Figure dataset records:
begin

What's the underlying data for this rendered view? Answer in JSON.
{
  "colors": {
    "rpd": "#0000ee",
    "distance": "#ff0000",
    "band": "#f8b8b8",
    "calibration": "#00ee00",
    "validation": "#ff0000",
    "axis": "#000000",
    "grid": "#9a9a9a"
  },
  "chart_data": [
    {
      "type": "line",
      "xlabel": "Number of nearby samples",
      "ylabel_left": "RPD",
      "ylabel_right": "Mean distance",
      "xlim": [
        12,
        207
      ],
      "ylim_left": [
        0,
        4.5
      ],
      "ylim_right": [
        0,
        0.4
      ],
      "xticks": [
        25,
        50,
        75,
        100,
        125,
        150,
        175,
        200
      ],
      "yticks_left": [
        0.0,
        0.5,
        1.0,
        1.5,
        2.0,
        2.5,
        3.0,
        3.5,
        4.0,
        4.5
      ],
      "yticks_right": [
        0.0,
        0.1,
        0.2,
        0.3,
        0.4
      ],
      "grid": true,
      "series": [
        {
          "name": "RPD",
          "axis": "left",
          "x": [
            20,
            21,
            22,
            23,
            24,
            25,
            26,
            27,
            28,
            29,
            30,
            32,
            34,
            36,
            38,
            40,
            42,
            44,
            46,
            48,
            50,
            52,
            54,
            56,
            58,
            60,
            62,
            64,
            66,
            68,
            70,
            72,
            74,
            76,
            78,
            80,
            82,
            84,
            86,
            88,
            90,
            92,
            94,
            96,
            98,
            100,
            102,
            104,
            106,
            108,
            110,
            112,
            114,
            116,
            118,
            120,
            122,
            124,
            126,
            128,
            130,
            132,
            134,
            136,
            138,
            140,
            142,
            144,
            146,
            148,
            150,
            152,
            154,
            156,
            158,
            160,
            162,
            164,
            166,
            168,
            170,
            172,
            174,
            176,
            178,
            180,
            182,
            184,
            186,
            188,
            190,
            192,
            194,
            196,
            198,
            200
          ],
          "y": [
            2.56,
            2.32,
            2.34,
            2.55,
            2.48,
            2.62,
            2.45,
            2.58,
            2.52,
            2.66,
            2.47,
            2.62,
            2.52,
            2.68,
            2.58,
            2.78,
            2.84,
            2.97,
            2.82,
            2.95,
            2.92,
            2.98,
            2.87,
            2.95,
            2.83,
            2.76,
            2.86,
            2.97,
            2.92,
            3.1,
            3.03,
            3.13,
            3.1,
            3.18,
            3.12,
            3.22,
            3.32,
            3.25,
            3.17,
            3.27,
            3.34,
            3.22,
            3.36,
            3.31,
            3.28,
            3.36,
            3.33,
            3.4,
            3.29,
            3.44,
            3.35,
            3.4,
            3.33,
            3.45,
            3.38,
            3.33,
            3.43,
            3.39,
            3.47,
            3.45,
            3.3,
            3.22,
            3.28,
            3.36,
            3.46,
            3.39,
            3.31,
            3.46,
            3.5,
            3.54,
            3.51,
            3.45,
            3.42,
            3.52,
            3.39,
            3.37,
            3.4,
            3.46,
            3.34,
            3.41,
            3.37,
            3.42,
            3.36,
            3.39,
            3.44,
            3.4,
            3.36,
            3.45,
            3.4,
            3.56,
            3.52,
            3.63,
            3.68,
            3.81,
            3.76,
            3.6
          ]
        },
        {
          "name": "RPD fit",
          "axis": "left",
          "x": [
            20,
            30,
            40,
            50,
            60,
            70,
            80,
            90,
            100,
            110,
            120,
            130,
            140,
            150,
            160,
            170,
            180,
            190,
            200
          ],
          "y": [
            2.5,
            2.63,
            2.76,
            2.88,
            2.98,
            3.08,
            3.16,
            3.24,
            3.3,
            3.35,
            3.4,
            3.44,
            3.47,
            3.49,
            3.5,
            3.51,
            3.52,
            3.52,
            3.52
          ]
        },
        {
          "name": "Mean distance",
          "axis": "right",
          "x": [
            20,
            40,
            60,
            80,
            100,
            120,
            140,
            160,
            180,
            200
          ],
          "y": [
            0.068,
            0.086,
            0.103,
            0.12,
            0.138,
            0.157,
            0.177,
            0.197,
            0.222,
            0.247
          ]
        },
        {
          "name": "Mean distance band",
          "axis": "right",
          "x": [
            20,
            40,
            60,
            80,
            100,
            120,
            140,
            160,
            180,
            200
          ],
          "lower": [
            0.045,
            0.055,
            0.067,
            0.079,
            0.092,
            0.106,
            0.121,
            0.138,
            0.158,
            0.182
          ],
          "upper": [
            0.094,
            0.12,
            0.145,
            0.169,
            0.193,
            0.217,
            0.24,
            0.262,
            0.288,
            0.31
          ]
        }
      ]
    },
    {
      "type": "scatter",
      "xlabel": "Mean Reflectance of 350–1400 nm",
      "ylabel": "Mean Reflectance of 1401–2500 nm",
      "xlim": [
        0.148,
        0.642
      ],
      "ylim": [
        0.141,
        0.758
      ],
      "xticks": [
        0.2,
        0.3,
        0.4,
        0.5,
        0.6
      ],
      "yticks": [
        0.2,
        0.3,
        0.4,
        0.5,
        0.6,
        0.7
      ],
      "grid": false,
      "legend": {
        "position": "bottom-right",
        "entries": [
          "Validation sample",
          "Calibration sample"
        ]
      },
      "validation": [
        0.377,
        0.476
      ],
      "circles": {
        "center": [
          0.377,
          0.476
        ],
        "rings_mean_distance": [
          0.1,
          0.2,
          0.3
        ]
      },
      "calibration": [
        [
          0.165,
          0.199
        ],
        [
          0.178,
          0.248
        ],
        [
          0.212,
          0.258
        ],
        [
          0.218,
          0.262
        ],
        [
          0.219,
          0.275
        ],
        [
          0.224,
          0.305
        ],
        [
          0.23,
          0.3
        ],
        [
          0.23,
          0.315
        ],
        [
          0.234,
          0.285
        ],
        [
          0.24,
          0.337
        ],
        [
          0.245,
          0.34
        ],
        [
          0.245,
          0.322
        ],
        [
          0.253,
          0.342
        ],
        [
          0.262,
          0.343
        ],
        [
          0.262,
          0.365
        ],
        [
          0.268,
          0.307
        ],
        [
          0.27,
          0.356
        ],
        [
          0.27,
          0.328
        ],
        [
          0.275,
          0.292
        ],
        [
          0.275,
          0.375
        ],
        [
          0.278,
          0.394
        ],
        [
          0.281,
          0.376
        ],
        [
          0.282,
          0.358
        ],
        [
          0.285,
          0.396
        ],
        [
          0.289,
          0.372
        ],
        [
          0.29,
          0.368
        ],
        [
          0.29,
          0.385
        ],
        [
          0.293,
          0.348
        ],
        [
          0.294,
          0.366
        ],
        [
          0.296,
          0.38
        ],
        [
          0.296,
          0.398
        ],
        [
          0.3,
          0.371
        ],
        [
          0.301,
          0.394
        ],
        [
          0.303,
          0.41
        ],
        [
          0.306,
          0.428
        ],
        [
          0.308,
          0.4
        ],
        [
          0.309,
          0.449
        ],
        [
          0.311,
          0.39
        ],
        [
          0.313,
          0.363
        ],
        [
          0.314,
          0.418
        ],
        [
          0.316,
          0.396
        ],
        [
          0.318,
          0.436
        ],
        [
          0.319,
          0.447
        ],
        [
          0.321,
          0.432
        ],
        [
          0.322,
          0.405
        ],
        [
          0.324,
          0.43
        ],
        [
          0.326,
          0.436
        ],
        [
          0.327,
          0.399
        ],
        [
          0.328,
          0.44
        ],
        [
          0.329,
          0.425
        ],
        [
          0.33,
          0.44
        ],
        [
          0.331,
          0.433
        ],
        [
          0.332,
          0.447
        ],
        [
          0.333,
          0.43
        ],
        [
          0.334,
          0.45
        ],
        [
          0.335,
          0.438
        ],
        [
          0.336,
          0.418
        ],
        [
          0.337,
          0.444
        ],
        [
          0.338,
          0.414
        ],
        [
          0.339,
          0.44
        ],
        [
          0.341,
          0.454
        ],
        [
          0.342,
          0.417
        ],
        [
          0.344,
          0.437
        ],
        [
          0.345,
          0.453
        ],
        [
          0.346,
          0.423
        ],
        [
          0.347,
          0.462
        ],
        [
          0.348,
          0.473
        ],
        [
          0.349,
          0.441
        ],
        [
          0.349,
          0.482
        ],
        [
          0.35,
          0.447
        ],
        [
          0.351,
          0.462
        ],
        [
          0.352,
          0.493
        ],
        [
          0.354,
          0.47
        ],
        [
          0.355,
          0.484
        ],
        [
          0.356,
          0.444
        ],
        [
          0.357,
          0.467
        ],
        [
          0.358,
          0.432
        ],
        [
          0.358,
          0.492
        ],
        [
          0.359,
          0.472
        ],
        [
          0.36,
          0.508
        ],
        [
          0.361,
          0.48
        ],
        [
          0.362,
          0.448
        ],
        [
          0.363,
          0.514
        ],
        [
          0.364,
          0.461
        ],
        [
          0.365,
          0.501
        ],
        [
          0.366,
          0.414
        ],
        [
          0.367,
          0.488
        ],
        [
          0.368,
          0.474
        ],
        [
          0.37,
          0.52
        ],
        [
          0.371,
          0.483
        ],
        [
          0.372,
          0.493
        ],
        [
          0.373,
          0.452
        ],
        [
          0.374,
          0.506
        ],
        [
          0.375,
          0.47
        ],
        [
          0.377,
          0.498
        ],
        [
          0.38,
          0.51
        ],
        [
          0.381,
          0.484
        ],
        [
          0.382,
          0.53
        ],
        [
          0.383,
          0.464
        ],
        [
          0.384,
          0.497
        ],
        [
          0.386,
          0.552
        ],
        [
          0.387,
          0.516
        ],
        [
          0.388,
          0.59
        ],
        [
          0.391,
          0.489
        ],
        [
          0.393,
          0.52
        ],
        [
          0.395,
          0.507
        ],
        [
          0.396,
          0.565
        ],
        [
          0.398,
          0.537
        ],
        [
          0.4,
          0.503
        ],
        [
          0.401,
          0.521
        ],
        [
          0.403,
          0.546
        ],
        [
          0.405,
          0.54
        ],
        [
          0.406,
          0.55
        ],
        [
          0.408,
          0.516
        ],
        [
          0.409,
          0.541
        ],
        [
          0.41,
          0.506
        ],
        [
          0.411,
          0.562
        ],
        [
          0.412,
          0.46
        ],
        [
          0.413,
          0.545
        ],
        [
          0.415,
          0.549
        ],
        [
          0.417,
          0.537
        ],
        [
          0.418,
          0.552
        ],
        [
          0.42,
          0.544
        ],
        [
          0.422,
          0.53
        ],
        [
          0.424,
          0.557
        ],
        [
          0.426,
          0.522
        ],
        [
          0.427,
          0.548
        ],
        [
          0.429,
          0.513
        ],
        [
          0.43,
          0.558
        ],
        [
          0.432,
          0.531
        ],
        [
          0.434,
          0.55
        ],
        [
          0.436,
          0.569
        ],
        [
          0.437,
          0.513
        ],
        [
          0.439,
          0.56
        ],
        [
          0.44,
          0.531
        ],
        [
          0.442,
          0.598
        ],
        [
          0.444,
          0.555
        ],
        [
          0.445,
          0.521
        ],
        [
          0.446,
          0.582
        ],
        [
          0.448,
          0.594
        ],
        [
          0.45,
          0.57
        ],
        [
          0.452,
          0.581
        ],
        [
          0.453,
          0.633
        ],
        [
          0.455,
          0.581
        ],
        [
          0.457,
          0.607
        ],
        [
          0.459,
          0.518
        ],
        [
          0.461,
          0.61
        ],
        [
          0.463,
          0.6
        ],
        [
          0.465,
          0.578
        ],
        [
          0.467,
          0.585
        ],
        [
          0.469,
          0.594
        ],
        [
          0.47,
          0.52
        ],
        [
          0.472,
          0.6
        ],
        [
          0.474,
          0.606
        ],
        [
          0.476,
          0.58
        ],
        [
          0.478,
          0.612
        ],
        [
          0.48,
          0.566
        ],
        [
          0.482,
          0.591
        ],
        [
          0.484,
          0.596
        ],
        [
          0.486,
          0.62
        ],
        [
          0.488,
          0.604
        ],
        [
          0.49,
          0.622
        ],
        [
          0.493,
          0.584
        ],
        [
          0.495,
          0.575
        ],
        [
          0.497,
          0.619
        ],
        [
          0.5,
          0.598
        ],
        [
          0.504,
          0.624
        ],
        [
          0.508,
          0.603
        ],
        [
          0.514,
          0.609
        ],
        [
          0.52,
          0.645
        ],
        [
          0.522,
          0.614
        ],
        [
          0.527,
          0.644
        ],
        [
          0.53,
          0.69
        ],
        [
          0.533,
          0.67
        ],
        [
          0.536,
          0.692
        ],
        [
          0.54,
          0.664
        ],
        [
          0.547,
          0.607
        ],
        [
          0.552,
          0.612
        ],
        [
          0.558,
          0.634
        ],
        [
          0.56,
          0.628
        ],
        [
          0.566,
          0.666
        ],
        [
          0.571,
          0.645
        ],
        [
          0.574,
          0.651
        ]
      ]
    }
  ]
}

end

EXERCISE BRIEF –
Go through the listing above and pull out each line containing the word "name".

EXERCISE SOLUTION –
          "name": "RPD",
          "name": "RPD fit",
          "name": "Mean distance",
          "name": "Mean distance band",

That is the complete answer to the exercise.